● **What the exercise asks**: Print every entry exactly as written.
** Begin Records for the task **
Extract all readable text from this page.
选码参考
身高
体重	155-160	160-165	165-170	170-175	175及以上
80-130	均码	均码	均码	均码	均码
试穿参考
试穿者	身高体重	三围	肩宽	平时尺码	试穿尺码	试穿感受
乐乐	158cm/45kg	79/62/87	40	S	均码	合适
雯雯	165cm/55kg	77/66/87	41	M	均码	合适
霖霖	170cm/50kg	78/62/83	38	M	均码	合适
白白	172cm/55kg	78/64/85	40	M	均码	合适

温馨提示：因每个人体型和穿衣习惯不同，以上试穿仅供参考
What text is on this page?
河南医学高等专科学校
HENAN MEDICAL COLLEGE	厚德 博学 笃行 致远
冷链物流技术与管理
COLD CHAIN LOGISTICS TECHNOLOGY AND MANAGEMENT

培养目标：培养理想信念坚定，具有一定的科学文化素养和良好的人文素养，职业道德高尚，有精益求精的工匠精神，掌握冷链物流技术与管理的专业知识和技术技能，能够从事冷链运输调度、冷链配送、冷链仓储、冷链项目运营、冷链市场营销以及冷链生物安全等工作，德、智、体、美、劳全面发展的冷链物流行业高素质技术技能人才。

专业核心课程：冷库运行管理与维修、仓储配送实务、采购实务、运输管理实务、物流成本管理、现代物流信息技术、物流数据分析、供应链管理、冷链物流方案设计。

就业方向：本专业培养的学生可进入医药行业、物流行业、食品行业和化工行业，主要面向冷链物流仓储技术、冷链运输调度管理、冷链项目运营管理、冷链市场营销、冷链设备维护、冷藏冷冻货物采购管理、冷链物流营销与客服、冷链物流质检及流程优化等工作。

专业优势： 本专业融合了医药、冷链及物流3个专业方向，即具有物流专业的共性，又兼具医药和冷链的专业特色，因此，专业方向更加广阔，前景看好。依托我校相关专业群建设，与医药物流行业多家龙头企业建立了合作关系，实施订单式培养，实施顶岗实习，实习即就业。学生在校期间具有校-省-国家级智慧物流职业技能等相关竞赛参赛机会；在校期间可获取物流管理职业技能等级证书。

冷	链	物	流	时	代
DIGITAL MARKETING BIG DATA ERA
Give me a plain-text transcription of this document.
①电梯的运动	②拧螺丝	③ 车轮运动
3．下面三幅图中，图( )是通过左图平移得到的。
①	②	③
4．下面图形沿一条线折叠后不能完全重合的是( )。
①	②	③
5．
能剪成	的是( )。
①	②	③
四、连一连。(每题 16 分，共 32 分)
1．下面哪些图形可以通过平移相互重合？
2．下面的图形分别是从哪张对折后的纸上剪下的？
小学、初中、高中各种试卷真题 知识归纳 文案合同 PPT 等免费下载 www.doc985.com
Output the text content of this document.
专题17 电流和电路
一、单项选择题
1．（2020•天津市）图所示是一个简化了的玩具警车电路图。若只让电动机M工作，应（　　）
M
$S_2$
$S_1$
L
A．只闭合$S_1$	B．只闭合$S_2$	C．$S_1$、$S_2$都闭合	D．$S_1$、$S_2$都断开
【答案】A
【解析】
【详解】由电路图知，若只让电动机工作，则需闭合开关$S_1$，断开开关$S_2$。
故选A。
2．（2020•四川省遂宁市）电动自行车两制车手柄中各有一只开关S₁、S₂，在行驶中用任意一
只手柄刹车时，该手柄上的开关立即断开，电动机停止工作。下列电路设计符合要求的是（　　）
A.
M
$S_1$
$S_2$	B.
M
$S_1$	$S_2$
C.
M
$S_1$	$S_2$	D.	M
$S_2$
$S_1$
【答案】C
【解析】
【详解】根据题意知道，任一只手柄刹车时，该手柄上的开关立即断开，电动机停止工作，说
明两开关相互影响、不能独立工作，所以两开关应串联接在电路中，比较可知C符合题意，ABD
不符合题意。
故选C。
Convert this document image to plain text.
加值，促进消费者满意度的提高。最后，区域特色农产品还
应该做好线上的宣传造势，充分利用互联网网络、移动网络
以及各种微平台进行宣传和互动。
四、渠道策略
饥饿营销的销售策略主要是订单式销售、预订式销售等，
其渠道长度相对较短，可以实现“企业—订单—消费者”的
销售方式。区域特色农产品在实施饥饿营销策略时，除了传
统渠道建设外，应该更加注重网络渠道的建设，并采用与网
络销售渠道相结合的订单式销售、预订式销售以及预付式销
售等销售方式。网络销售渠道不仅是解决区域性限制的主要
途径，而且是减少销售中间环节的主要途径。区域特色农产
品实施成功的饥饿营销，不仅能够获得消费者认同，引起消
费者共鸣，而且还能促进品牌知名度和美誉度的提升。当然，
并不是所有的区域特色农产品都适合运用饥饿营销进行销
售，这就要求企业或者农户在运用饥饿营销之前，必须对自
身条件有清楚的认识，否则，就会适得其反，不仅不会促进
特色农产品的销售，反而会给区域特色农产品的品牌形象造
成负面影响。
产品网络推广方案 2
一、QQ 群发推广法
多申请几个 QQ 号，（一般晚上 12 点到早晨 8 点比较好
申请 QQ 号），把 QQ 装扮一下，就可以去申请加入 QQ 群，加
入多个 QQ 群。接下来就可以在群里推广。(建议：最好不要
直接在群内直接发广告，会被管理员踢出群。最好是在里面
** End Records for the task **
● **Problem solution**:
Extract all readable text from this page.
选码参考
身高
体重	155-160	160-165	165-170	170-175	175及以上
80-130	均码	均码	均码	均码	均码
试穿参考
试穿者	身高体重	三围	肩宽	平时尺码	试穿尺码	试穿感受
乐乐	158cm/45kg	79/62/87	40	S	均码	合适
雯雯	165cm/55kg	77/66/87	41	M	均码	合适
霖霖	170cm/50kg	78/62/83	38	M	均码	合适
白白	172cm/55kg	78/64/85	40	M	均码	合适

温馨提示：因每个人体型和穿衣习惯不同，以上试穿仅供参考
What text is on this page?
河南医学高等专科学校
HENAN MEDICAL COLLEGE	厚德 博学 笃行 致远
冷链物流技术与管理
COLD CHAIN LOGISTICS TECHNOLOGY AND MANAGEMENT

培养目标：培养理想信念坚定，具有一定的科学文化素养和良好的人文素养，职业道德高尚，有精益求精的工匠精神，掌握冷链物流技术与管理的专业知识和技术技能，能够从事冷链运输调度、冷链配送、冷链仓储、冷链项目运营、冷链市场营销以及冷链生物安全等工作，德、智、体、美、劳全面发展的冷链物流行业高素质技术技能人才。

专业核心课程：冷库运行管理与维修、仓储配送实务、采购实务、运输管理实务、物流成本管理、现代物流信息技术、物流数据分析、供应链管理、冷链物流方案设计。

就业方向：本专业培养的学生可进入医药行业、物流行业、食品行业和化工行业，主要面向冷链物流仓储技术、冷链运输调度管理、冷链项目运营管理、冷链市场营销、冷链设备维护、冷藏冷冻货物采购管理、冷链物流营销与客服、冷链物流质检及流程优化等工作。

专业优势： 本专业融合了医药、冷链及物流3个专业方向，即具有物流专业的共性，又兼具医药和冷链的专业特色，因此，专业方向更加广阔，前景看好。依托我校相关专业群建设，与医药物流行业多家龙头企业建立了合作关系，实施订单式培养，实施顶岗实习，实习即就业。学生在校期间具有校-省-国家级智慧物流职业技能等相关竞赛参赛机会；在校期间可获取物流管理职业技能等级证书。

冷	链	物	流	时	代
DIGITAL MARKETING BIG DATA ERA
Give me a plain-text transcription of this document.
①电梯的运动	②拧螺丝	③ 车轮运动
3．下面三幅图中，图( )是通过左图平移得到的。
①	②	③
4．下面图形沿一条线折叠后不能完全重合的是( )。
①	②	③
5．
能剪成	的是( )。
①	②	③
四、连一连。(每题 16 分，共 32 分)
1．下面哪些图形可以通过平移相互重合？
2．下面的图形分别是从哪张对折后的纸上剪下的？
小学、初中、高中各种试卷真题 知识归纳 文案合同 PPT 等免费下载 www.doc985.com
Output the text content of this document.
专题17 电流和电路
一、单项选择题
1．（2020•天津市）图所示是一个简化了的玩具警车电路图。若只让电动机M工作，应（　　）
M
$S_2$
$S_1$
L
A．只闭合$S_1$	B．只闭合$S_2$	C．$S_1$、$S_2$都闭合	D．$S_1$、$S_2$都断开
【答案】A
【解析】
【详解】由电路图知，若只让电动机工作，则需闭合开关$S_1$，断开开关$S_2$。
故选A。
2．（2020•四川省遂宁市）电动自行车两制车手柄中各有一只开关S₁、S₂，在行驶中用任意一
只手柄刹车时，该手柄上的开关立即断开，电动机停止工作。下列电路设计符合要求的是（　　）
A.
M
$S_1$
$S_2$	B.
M
$S_1$	$S_2$
C.
M
$S_1$	$S_2$	D.	M
$S_2$
$S_1$
【答案】C
【解析】
【详解】根据题意知道，任一只手柄刹车时，该手柄上的开关立即断开，电动机停止工作，说
明两开关相互影响、不能独立工作，所以两开关应串联接在电路中，比较可知C符合题意，ABD
不符合题意。
故选C。
Convert this document image to plain text.
加值，促进消费者满意度的提高。最后，区域特色农产品还
应该做好线上的宣传造势，充分利用互联网网络、移动网络
以及各种微平台进行宣传和互动。
四、渠道策略
饥饿营销的销售策略主要是订单式销售、预订式销售等，
其渠道长度相对较短，可以实现“企业—订单—消费者”的
销售方式。区域特色农产品在实施饥饿营销策略时，除了传
统渠道建设外，应该更加注重网络渠道的建设，并采用与网
络销售渠道相结合的订单式销售、预订式销售以及预付式销
售等销售方式。网络销售渠道不仅是解决区域性限制的主要
途径，而且是减少销售中间环节的主要途径。区域特色农产
品实施成功的饥饿营销，不仅能够获得消费者认同，引起消
费者共鸣，而且还能促进品牌知名度和美誉度的提升。当然，
并不是所有的区域特色农产品都适合运用饥饿营销进行销
售，这就要求企业或者农户在运用饥饿营销之前，必须对自
身条件有清楚的认识，否则，就会适得其反，不仅不会促进
特色农产品的销售，反而会给区域特色农产品的品牌形象造
成负面影响。
产品网络推广方案 2
一、QQ 群发推广法
多申请几个 QQ 号，（一般晚上 12 点到早晨 8 点比较好
申请 QQ 号），把 QQ 装扮一下，就可以去申请加入 QQ 群，加
入多个 QQ 群。接下来就可以在群里推广。(建议：最好不要
直接在群内直接发广告，会被管理员踢出群。最好是在里面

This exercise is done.